BRIEF
Please set down every one of the rows below again, word for word, in the same order.

INPUT RECORDS
▼

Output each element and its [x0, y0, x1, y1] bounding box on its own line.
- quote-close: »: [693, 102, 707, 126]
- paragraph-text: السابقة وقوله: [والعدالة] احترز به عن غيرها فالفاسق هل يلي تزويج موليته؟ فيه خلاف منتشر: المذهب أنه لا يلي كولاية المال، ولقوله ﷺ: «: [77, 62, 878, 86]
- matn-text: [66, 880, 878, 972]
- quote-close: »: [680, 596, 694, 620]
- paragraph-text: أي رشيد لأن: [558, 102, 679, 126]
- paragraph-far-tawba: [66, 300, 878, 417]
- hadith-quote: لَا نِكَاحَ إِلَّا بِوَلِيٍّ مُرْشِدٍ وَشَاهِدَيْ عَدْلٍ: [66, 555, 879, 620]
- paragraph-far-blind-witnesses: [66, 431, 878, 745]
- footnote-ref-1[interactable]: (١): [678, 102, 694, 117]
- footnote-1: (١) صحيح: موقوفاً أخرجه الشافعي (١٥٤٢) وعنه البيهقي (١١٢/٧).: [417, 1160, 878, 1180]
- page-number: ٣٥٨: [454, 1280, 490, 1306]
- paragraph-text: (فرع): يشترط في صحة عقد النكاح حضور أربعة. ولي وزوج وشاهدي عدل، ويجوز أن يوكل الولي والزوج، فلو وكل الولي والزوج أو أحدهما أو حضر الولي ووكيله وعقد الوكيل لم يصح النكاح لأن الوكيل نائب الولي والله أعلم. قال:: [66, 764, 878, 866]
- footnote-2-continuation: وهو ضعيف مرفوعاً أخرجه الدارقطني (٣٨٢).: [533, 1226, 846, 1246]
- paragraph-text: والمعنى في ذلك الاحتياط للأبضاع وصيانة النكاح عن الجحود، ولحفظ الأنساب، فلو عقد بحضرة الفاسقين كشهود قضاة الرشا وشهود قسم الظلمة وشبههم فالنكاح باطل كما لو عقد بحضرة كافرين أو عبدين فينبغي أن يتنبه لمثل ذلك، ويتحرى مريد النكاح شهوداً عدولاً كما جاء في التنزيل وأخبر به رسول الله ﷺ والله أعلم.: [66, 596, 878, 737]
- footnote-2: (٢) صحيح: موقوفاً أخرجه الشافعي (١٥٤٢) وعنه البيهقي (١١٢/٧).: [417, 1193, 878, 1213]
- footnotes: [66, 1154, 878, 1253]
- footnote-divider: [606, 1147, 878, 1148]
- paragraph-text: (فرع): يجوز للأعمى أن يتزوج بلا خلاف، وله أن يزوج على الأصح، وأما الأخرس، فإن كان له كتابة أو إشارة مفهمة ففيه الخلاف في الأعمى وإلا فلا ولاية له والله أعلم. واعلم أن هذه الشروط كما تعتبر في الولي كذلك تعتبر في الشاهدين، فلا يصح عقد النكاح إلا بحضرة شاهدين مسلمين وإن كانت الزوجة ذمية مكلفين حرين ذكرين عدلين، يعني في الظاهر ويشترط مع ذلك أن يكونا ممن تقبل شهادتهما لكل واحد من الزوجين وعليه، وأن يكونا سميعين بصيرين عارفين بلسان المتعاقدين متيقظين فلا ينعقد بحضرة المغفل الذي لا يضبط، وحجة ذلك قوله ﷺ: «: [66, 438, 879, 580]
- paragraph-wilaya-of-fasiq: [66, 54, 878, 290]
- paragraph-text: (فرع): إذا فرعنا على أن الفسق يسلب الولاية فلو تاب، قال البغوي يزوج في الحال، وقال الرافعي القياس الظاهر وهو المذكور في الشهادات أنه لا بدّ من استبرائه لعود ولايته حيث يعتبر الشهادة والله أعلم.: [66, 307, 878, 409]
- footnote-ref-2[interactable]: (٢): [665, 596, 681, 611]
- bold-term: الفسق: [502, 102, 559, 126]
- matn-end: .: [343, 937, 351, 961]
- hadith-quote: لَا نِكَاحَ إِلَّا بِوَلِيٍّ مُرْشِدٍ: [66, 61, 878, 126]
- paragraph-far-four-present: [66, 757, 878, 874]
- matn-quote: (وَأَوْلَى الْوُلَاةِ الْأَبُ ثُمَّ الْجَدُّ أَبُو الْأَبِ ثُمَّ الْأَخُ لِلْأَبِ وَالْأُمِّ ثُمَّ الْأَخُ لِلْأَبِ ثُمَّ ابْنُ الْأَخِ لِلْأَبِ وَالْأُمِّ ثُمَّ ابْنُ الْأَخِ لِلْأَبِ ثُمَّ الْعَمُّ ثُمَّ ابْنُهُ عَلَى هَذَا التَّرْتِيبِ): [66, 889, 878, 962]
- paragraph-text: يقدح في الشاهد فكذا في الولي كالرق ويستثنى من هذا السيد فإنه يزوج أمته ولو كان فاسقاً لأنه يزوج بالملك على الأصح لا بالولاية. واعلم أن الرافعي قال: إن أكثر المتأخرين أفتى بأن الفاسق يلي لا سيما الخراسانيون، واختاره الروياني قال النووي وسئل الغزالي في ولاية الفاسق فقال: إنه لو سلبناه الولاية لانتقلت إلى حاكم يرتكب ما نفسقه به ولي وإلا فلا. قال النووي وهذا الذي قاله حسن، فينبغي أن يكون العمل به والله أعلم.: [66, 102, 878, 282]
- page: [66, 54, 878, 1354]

▲

EXERCISE RESULT
Output each element and its [x0, y0, x1, y1] bounding box on its own line.
- quote-close: »: [693, 102, 707, 126]
- paragraph-text: السابقة وقوله: [والعدالة] احترز به عن غيرها فالفاسق هل يلي تزويج موليته؟ فيه خلاف منتشر: المذهب أنه لا يلي كولاية المال، ولقوله ﷺ: «: [77, 62, 878, 86]
- matn-text: [66, 880, 878, 972]
- quote-close: »: [680, 596, 694, 620]
- paragraph-text: أي رشيد لأن: [558, 102, 679, 126]
- paragraph-far-tawba: [66, 300, 878, 417]
- hadith-quote: لَا نِكَاحَ إِلَّا بِوَلِيٍّ مُرْشِدٍ وَشَاهِدَيْ عَدْلٍ: [66, 555, 879, 620]
- paragraph-far-blind-witnesses: [66, 431, 878, 745]
- footnote-ref-1[interactable]: (١): [678, 102, 694, 117]
- footnote-1: (١) صحيح: موقوفاً أخرجه الشافعي (١٥٤٢) وعنه البيهقي (١١٢/٧).: [417, 1160, 878, 1180]
- page-number: ٣٥٨: [454, 1280, 490, 1306]
- paragraph-text: (فرع): يشترط في صحة عقد النكاح حضور أربعة. ولي وزوج وشاهدي عدل، ويجوز أن يوكل الولي والزوج، فلو وكل الولي والزوج أو أحدهما أو حضر الولي ووكيله وعقد الوكيل لم يصح النكاح لأن الوكيل نائب الولي والله أعلم. قال:: [66, 764, 878, 866]
- footnote-2-continuation: وهو ضعيف مرفوعاً أخرجه الدارقطني (٣٨٢).: [533, 1226, 846, 1246]
- paragraph-text: والمعنى في ذلك الاحتياط للأبضاع وصيانة النكاح عن الجحود، ولحفظ الأنساب، فلو عقد بحضرة الفاسقين كشهود قضاة الرشا وشهود قسم الظلمة وشبههم فالنكاح باطل كما لو عقد بحضرة كافرين أو عبدين فينبغي أن يتنبه لمثل ذلك، ويتحرى مريد النكاح شهوداً عدولاً كما جاء في التنزيل وأخبر به رسول الله ﷺ والله أعلم.: [66, 596, 878, 737]
- footnote-2: (٢) صحيح: موقوفاً أخرجه الشافعي (١٥٤٢) وعنه البيهقي (١١٢/٧).: [417, 1193, 878, 1213]
- footnotes: [66, 1154, 878, 1253]
- footnote-divider: [606, 1147, 878, 1148]
- paragraph-text: (فرع): يجوز للأعمى أن يتزوج بلا خلاف، وله أن يزوج على الأصح، وأما الأخرس، فإن كان له كتابة أو إشارة مفهمة ففيه الخلاف في الأعمى وإلا فلا ولاية له والله أعلم. واعلم أن هذه الشروط كما تعتبر في الولي كذلك تعتبر في الشاهدين، فلا يصح عقد النكاح إلا بحضرة شاهدين مسلمين وإن كانت الزوجة ذمية مكلفين حرين ذكرين عدلين، يعني في الظاهر ويشترط مع ذلك أن يكونا ممن تقبل شهادتهما لكل واحد من الزوجين وعليه، وأن يكونا سميعين بصيرين عارفين بلسان المتعاقدين متيقظين فلا ينعقد بحضرة المغفل الذي لا يضبط، وحجة ذلك قوله ﷺ: «: [66, 438, 879, 580]
- paragraph-wilaya-of-fasiq: [66, 54, 878, 290]
- paragraph-text: (فرع): إذا فرعنا على أن الفسق يسلب الولاية فلو تاب، قال البغوي يزوج في الحال، وقال الرافعي القياس الظاهر وهو المذكور في الشهادات أنه لا بدّ من استبرائه لعود ولايته حيث يعتبر الشهادة والله أعلم.: [66, 307, 878, 409]
- footnote-ref-2[interactable]: (٢): [665, 596, 681, 611]
- bold-term: الفسق: [502, 102, 559, 126]
- matn-end: .: [343, 937, 351, 961]
- hadith-quote: لَا نِكَاحَ إِلَّا بِوَلِيٍّ مُرْشِدٍ: [66, 61, 878, 126]
- paragraph-far-four-present: [66, 757, 878, 874]
- matn-quote: (وَأَوْلَى الْوُلَاةِ الْأَبُ ثُمَّ الْجَدُّ أَبُو الْأَبِ ثُمَّ الْأَخُ لِلْأَبِ وَالْأُمِّ ثُمَّ الْأَخُ لِلْأَبِ ثُمَّ ابْنُ الْأَخِ لِلْأَبِ وَالْأُمِّ ثُمَّ ابْنُ الْأَخِ لِلْأَبِ ثُمَّ الْعَمُّ ثُمَّ ابْنُهُ عَلَى هَذَا التَّرْتِيبِ): [66, 889, 878, 962]
- paragraph-text: يقدح في الشاهد فكذا في الولي كالرق ويستثنى من هذا السيد فإنه يزوج أمته ولو كان فاسقاً لأنه يزوج بالملك على الأصح لا بالولاية. واعلم أن الرافعي قال: إن أكثر المتأخرين أفتى بأن الفاسق يلي لا سيما الخراسانيون، واختاره الروياني قال النووي وسئل الغزالي في ولاية الفاسق فقال: إنه لو سلبناه الولاية لانتقلت إلى حاكم يرتكب ما نفسقه به ولي وإلا فلا. قال النووي وهذا الذي قاله حسن، فينبغي أن يكون العمل به والله أعلم.: [66, 102, 878, 282]
- page: [66, 54, 878, 1354]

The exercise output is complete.